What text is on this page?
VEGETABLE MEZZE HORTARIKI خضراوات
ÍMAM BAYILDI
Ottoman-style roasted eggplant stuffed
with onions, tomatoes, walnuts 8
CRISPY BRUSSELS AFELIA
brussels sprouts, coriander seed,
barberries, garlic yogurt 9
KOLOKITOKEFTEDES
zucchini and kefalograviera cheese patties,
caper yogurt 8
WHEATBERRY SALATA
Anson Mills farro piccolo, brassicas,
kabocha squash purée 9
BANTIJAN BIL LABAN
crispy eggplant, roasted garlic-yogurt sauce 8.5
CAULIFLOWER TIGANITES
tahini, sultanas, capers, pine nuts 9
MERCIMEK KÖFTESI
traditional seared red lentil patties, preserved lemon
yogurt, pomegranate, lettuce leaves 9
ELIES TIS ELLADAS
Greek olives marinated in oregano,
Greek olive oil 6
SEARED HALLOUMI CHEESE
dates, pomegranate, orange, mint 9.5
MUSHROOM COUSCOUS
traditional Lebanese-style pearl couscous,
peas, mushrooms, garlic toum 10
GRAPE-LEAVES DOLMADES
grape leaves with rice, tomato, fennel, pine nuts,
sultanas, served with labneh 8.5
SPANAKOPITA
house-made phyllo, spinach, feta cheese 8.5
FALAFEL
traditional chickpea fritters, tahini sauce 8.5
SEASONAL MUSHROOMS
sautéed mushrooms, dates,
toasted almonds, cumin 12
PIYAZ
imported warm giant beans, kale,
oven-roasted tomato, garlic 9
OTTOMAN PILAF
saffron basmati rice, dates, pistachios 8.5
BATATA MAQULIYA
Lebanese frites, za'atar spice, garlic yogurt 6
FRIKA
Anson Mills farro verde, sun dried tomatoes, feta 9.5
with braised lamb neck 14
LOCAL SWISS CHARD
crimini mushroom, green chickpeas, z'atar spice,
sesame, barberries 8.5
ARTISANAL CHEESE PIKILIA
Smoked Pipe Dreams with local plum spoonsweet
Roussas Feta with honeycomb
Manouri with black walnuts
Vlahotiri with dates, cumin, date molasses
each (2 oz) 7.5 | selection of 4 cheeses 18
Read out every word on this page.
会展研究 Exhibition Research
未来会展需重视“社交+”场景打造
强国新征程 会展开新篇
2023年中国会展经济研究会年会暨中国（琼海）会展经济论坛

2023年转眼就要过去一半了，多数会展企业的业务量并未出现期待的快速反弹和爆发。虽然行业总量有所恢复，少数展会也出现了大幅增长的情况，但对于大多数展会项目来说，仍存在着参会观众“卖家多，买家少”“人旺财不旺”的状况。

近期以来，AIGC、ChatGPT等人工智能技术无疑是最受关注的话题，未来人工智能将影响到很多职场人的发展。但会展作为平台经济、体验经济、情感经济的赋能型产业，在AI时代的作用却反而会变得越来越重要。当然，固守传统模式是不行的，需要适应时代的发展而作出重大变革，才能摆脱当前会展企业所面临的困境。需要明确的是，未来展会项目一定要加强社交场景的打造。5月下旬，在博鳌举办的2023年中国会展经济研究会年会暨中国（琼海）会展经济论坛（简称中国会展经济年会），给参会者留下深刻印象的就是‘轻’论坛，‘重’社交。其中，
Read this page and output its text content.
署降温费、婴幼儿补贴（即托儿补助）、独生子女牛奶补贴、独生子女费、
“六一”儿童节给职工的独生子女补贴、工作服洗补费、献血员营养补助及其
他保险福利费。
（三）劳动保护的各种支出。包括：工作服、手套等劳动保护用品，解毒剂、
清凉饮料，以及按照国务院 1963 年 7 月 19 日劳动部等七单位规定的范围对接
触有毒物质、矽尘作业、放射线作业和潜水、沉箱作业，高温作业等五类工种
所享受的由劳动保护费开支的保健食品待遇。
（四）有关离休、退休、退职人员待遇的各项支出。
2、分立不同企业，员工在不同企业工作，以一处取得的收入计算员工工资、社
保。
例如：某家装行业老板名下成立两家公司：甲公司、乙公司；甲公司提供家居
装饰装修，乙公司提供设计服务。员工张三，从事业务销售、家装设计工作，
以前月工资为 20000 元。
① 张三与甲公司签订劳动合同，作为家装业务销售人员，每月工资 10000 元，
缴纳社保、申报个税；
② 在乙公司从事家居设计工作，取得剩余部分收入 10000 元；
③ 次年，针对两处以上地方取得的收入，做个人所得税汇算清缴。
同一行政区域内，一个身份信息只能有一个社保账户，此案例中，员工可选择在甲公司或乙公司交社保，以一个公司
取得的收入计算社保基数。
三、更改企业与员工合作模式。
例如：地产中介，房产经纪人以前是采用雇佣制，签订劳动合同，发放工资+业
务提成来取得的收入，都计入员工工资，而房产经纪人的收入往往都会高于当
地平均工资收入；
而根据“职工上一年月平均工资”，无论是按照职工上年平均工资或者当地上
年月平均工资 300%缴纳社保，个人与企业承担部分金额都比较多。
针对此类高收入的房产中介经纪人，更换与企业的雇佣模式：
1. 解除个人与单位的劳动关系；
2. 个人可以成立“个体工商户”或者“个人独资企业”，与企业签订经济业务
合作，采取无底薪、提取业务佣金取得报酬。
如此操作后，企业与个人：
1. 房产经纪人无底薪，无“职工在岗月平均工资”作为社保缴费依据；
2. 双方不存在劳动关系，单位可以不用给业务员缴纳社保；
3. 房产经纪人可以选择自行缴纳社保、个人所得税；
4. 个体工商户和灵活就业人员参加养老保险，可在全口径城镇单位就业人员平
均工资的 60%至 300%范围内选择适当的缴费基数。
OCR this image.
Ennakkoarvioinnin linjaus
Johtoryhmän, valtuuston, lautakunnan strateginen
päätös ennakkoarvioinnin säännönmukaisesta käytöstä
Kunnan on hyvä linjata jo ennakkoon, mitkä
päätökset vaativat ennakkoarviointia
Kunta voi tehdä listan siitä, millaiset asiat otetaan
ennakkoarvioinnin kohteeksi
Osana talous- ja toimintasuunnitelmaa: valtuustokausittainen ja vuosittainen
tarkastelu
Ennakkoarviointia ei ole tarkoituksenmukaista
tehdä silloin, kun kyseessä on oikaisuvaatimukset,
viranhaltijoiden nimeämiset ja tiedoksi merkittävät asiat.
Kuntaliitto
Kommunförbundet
---+---
▶ _Given instruction_
Identify each line holding the string "Mills", and copy it out.

▶ _Output for this task_
Anson Mills farro piccolo, brassicas,
Anson Mills farro verde, sun dried tomatoes, feta 9.5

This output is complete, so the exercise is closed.